# GIVEN EXERCISE
Do not carry the pictures over; copy every other part of the entries exactly.

----

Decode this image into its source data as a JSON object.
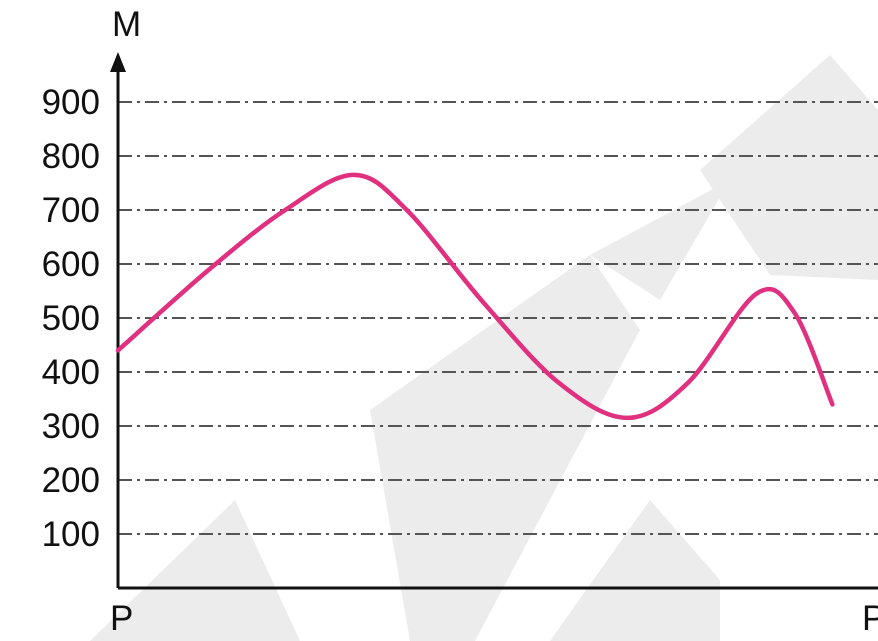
{
  "chart_data": {
    "type": "line",
    "y_axis_label": "M",
    "x_axis_start_label": "P",
    "x_axis_end_label": "P",
    "y_ticks": [
      100,
      200,
      300,
      400,
      500,
      600,
      700,
      800,
      900
    ],
    "ylim": [
      0,
      900
    ],
    "grid": "horizontal dash-dot",
    "series": [
      {
        "color": "#e0307f",
        "points": [
          {
            "x": 0.0,
            "y": 440
          },
          {
            "x": 0.12,
            "y": 590
          },
          {
            "x": 0.22,
            "y": 700
          },
          {
            "x": 0.31,
            "y": 765
          },
          {
            "x": 0.38,
            "y": 700
          },
          {
            "x": 0.48,
            "y": 530
          },
          {
            "x": 0.58,
            "y": 380
          },
          {
            "x": 0.67,
            "y": 315
          },
          {
            "x": 0.75,
            "y": 380
          },
          {
            "x": 0.84,
            "y": 545
          },
          {
            "x": 0.89,
            "y": 510
          },
          {
            "x": 0.94,
            "y": 340
          }
        ]
      }
    ],
    "watermark_shape": "large light-gray diagonal letters in background"
  }
}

----

# RESULT OF THIS TASK
Decode this image into its source data as a JSON object.
{
  "chart_data": {
    "type": "line",
    "y_axis_label": "M",
    "x_axis_start_label": "P",
    "x_axis_end_label": "P",
    "y_ticks": [
      100,
      200,
      300,
      400,
      500,
      600,
      700,
      800,
      900
    ],
    "ylim": [
      0,
      900
    ],
    "grid": "horizontal dash-dot",
    "series": [
      {
        "color": "#e0307f",
        "points": [
          {
            "x": 0.0,
            "y": 440
          },
          {
            "x": 0.12,
            "y": 590
          },
          {
            "x": 0.22,
            "y": 700
          },
          {
            "x": 0.31,
            "y": 765
          },
          {
            "x": 0.38,
            "y": 700
          },
          {
            "x": 0.48,
            "y": 530
          },
          {
            "x": 0.58,
            "y": 380
          },
          {
            "x": 0.67,
            "y": 315
          },
          {
            "x": 0.75,
            "y": 380
          },
          {
            "x": 0.84,
            "y": 545
          },
          {
            "x": 0.89,
            "y": 510
          },
          {
            "x": 0.94,
            "y": 340
          }
        ]
      }
    ],
    "watermark_shape": "large light-gray diagonal letters in background"
  }
}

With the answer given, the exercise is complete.